_Exercise materials_.
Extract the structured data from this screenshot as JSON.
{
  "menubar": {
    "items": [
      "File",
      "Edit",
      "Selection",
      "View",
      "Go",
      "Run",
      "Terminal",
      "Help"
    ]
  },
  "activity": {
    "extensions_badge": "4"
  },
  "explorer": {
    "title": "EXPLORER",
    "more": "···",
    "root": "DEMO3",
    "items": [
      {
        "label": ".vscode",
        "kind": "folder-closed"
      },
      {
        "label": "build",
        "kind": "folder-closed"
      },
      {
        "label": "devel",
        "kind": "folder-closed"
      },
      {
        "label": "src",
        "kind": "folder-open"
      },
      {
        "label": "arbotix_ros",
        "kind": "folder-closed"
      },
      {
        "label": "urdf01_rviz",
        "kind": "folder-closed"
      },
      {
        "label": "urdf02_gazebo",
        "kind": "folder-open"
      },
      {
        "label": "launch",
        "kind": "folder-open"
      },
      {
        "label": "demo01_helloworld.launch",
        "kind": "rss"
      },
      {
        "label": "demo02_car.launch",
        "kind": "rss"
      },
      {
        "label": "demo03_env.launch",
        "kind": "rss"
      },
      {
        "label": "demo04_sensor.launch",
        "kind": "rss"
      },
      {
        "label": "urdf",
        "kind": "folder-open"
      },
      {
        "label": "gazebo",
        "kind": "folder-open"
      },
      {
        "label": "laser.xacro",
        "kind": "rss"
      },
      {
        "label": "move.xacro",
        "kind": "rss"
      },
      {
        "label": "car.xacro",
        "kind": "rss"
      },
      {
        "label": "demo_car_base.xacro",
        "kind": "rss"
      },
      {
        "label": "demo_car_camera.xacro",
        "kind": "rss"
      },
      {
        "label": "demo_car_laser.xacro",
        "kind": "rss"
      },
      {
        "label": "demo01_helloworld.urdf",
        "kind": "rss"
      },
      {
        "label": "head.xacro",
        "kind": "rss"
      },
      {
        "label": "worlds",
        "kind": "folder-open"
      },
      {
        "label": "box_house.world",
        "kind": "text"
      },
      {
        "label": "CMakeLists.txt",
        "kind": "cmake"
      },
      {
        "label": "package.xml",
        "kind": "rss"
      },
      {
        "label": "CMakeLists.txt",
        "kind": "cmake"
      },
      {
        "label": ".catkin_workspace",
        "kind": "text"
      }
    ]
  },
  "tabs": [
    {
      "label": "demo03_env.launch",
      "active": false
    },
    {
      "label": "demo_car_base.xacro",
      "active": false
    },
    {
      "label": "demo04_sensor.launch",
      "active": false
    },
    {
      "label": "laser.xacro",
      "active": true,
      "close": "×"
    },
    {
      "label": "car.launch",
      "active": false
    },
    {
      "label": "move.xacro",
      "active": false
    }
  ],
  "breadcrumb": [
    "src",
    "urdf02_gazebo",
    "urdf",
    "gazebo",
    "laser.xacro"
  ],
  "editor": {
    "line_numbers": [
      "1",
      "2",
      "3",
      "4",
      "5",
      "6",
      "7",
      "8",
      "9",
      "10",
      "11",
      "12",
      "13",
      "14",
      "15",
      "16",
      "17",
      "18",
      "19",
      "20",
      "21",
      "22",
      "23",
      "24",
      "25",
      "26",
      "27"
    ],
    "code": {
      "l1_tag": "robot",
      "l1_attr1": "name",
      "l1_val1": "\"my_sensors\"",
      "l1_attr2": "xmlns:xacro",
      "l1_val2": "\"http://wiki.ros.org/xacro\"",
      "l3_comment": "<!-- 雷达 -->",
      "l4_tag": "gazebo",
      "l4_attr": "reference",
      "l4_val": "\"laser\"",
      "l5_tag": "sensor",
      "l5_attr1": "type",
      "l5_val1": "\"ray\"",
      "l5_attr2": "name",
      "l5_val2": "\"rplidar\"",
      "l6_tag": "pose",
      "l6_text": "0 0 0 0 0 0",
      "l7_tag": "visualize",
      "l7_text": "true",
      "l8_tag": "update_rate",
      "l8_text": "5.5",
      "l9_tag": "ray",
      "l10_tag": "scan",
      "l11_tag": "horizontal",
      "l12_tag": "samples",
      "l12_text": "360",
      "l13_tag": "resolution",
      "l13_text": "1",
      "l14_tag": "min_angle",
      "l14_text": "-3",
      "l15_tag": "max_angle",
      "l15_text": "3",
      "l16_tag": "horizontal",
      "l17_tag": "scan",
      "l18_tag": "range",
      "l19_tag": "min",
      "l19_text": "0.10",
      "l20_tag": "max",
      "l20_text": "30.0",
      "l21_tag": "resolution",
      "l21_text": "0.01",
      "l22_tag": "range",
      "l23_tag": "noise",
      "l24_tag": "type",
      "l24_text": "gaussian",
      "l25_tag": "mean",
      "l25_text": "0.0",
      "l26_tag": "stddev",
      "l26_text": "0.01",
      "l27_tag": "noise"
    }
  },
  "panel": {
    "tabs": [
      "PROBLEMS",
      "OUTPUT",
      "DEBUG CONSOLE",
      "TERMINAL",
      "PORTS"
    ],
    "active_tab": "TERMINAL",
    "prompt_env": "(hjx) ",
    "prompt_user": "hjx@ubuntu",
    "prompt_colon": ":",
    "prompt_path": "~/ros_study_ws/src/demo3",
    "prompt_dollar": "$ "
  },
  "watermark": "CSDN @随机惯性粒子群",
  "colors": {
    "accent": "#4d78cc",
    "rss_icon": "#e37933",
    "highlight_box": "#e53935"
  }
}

_Work required_.
Could you transcribe the records in full, exactly?

_Answer to the exercise_.
Extract the structured data from this screenshot as JSON.
{
  "menubar": {
    "items": [
      "File",
      "Edit",
      "Selection",
      "View",
      "Go",
      "Run",
      "Terminal",
      "Help"
    ]
  },
  "activity": {
    "extensions_badge": "4"
  },
  "explorer": {
    "title": "EXPLORER",
    "more": "···",
    "root": "DEMO3",
    "items": [
      {
        "label": ".vscode",
        "kind": "folder-closed"
      },
      {
        "label": "build",
        "kind": "folder-closed"
      },
      {
        "label": "devel",
        "kind": "folder-closed"
      },
      {
        "label": "src",
        "kind": "folder-open"
      },
      {
        "label": "arbotix_ros",
        "kind": "folder-closed"
      },
      {
        "label": "urdf01_rviz",
        "kind": "folder-closed"
      },
      {
        "label": "urdf02_gazebo",
        "kind": "folder-open"
      },
      {
        "label": "launch",
        "kind": "folder-open"
      },
      {
        "label": "demo01_helloworld.launch",
        "kind": "rss"
      },
      {
        "label": "demo02_car.launch",
        "kind": "rss"
      },
      {
        "label": "demo03_env.launch",
        "kind": "rss"
      },
      {
        "label": "demo04_sensor.launch",
        "kind": "rss"
      },
      {
        "label": "urdf",
        "kind": "folder-open"
      },
      {
        "label": "gazebo",
        "kind": "folder-open"
      },
      {
        "label": "laser.xacro",
        "kind": "rss"
      },
      {
        "label": "move.xacro",
        "kind": "rss"
      },
      {
        "label": "car.xacro",
        "kind": "rss"
      },
      {
        "label": "demo_car_base.xacro",
        "kind": "rss"
      },
      {
        "label": "demo_car_camera.xacro",
        "kind": "rss"
      },
      {
        "label": "demo_car_laser.xacro",
        "kind": "rss"
      },
      {
        "label": "demo01_helloworld.urdf",
        "kind": "rss"
      },
      {
        "label": "head.xacro",
        "kind": "rss"
      },
      {
        "label": "worlds",
        "kind": "folder-open"
      },
      {
        "label": "box_house.world",
        "kind": "text"
      },
      {
        "label": "CMakeLists.txt",
        "kind": "cmake"
      },
      {
        "label": "package.xml",
        "kind": "rss"
      },
      {
        "label": "CMakeLists.txt",
        "kind": "cmake"
      },
      {
        "label": ".catkin_workspace",
        "kind": "text"
      }
    ]
  },
  "tabs": [
    {
      "label": "demo03_env.launch",
      "active": false
    },
    {
      "label": "demo_car_base.xacro",
      "active": false
    },
    {
      "label": "demo04_sensor.launch",
      "active": false
    },
    {
      "label": "laser.xacro",
      "active": true,
      "close": "×"
    },
    {
      "label": "car.launch",
      "active": false
    },
    {
      "label": "move.xacro",
      "active": false
    }
  ],
  "breadcrumb": [
    "src",
    "urdf02_gazebo",
    "urdf",
    "gazebo",
    "laser.xacro"
  ],
  "editor": {
    "line_numbers": [
      "1",
      "2",
      "3",
      "4",
      "5",
      "6",
      "7",
      "8",
      "9",
      "10",
      "11",
      "12",
      "13",
      "14",
      "15",
      "16",
      "17",
      "18",
      "19",
      "20",
      "21",
      "22",
      "23",
      "24",
      "25",
      "26",
      "27"
    ],
    "code": {
      "l1_tag": "robot",
      "l1_attr1": "name",
      "l1_val1": "\"my_sensors\"",
      "l1_attr2": "xmlns:xacro",
      "l1_val2": "\"http://wiki.ros.org/xacro\"",
      "l3_comment": "<!-- 雷达 -->",
      "l4_tag": "gazebo",
      "l4_attr": "reference",
      "l4_val": "\"laser\"",
      "l5_tag": "sensor",
      "l5_attr1": "type",
      "l5_val1": "\"ray\"",
      "l5_attr2": "name",
      "l5_val2": "\"rplidar\"",
      "l6_tag": "pose",
      "l6_text": "0 0 0 0 0 0",
      "l7_tag": "visualize",
      "l7_text": "true",
      "l8_tag": "update_rate",
      "l8_text": "5.5",
      "l9_tag": "ray",
      "l10_tag": "scan",
      "l11_tag": "horizontal",
      "l12_tag": "samples",
      "l12_text": "360",
      "l13_tag": "resolution",
      "l13_text": "1",
      "l14_tag": "min_angle",
      "l14_text": "-3",
      "l15_tag": "max_angle",
      "l15_text": "3",
      "l16_tag": "horizontal",
      "l17_tag": "scan",
      "l18_tag": "range",
      "l19_tag": "min",
      "l19_text": "0.10",
      "l20_tag": "max",
      "l20_text": "30.0",
      "l21_tag": "resolution",
      "l21_text": "0.01",
      "l22_tag": "range",
      "l23_tag": "noise",
      "l24_tag": "type",
      "l24_text": "gaussian",
      "l25_tag": "mean",
      "l25_text": "0.0",
      "l26_tag": "stddev",
      "l26_text": "0.01",
      "l27_tag": "noise"
    }
  },
  "panel": {
    "tabs": [
      "PROBLEMS",
      "OUTPUT",
      "DEBUG CONSOLE",
      "TERMINAL",
      "PORTS"
    ],
    "active_tab": "TERMINAL",
    "prompt_env": "(hjx) ",
    "prompt_user": "hjx@ubuntu",
    "prompt_colon": ":",
    "prompt_path": "~/ros_study_ws/src/demo3",
    "prompt_dollar": "$ "
  },
  "watermark": "CSDN @随机惯性粒子群",
  "colors": {
    "accent": "#4d78cc",
    "rss_icon": "#e37933",
    "highlight_box": "#e53935"
  }
}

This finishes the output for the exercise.